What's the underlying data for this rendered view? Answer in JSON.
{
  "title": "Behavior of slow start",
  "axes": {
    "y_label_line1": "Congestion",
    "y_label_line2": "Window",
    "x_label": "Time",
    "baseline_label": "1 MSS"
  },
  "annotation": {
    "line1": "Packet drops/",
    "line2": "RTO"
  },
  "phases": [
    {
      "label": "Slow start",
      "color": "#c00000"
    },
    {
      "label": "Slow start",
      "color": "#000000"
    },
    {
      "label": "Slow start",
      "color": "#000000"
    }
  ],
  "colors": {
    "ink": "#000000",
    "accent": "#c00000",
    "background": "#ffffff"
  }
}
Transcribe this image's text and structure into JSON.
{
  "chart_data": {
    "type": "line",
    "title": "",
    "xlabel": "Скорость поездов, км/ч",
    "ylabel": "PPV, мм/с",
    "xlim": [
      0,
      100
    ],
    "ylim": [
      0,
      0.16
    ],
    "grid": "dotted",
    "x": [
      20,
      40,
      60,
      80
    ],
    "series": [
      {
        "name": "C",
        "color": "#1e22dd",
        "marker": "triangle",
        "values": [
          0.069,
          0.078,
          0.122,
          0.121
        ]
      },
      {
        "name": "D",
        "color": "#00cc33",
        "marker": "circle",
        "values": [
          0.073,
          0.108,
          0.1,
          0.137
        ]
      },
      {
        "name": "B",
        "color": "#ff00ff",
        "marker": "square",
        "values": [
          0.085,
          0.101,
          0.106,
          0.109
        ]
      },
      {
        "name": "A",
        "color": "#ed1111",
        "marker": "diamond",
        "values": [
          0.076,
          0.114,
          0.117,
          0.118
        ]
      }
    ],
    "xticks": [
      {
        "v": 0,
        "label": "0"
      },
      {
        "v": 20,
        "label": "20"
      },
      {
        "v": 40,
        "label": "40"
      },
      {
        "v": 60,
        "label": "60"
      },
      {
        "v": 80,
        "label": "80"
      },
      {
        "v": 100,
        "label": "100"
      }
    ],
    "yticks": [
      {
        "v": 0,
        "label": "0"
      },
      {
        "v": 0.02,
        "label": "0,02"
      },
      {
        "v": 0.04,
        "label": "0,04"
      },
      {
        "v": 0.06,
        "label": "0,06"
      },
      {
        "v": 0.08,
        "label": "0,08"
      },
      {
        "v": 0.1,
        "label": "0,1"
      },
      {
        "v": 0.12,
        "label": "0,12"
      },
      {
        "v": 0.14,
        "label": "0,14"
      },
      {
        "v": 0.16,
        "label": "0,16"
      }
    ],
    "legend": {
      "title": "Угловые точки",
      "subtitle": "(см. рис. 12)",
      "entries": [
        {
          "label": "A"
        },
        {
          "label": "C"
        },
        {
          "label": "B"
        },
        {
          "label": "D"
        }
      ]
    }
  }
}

────────────────────────────────────────

Every entry should be printed again exactly as written.

What's the underlying data for this rendered view? Answer in JSON.
{
  "title": "Behavior of slow start",
  "axes": {
    "y_label_line1": "Congestion",
    "y_label_line2": "Window",
    "x_label": "Time",
    "baseline_label": "1 MSS"
  },
  "annotation": {
    "line1": "Packet drops/",
    "line2": "RTO"
  },
  "phases": [
    {
      "label": "Slow start",
      "color": "#c00000"
    },
    {
      "label": "Slow start",
      "color": "#000000"
    },
    {
      "label": "Slow start",
      "color": "#000000"
    }
  ],
  "colors": {
    "ink": "#000000",
    "accent": "#c00000",
    "background": "#ffffff"
  }
}
Transcribe this image's text and structure into JSON.
{
  "chart_data": {
    "type": "line",
    "title": "",
    "xlabel": "Скорость поездов, км/ч",
    "ylabel": "PPV, мм/с",
    "xlim": [
      0,
      100
    ],
    "ylim": [
      0,
      0.16
    ],
    "grid": "dotted",
    "x": [
      20,
      40,
      60,
      80
    ],
    "series": [
      {
        "name": "C",
        "color": "#1e22dd",
        "marker": "triangle",
        "values": [
          0.069,
          0.078,
          0.122,
          0.121
        ]
      },
      {
        "name": "D",
        "color": "#00cc33",
        "marker": "circle",
        "values": [
          0.073,
          0.108,
          0.1,
          0.137
        ]
      },
      {
        "name": "B",
        "color": "#ff00ff",
        "marker": "square",
        "values": [
          0.085,
          0.101,
          0.106,
          0.109
        ]
      },
      {
        "name": "A",
        "color": "#ed1111",
        "marker": "diamond",
        "values": [
          0.076,
          0.114,
          0.117,
          0.118
        ]
      }
    ],
    "xticks": [
      {
        "v": 0,
        "label": "0"
      },
      {
        "v": 20,
        "label": "20"
      },
      {
        "v": 40,
        "label": "40"
      },
      {
        "v": 60,
        "label": "60"
      },
      {
        "v": 80,
        "label": "80"
      },
      {
        "v": 100,
        "label": "100"
      }
    ],
    "yticks": [
      {
        "v": 0,
        "label": "0"
      },
      {
        "v": 0.02,
        "label": "0,02"
      },
      {
        "v": 0.04,
        "label": "0,04"
      },
      {
        "v": 0.06,
        "label": "0,06"
      },
      {
        "v": 0.08,
        "label": "0,08"
      },
      {
        "v": 0.1,
        "label": "0,1"
      },
      {
        "v": 0.12,
        "label": "0,12"
      },
      {
        "v": 0.14,
        "label": "0,14"
      },
      {
        "v": 0.16,
        "label": "0,16"
      }
    ],
    "legend": {
      "title": "Угловые точки",
      "subtitle": "(см. рис. 12)",
      "entries": [
        {
          "label": "A"
        },
        {
          "label": "C"
        },
        {
          "label": "B"
        },
        {
          "label": "D"
        }
      ]
    }
  }
}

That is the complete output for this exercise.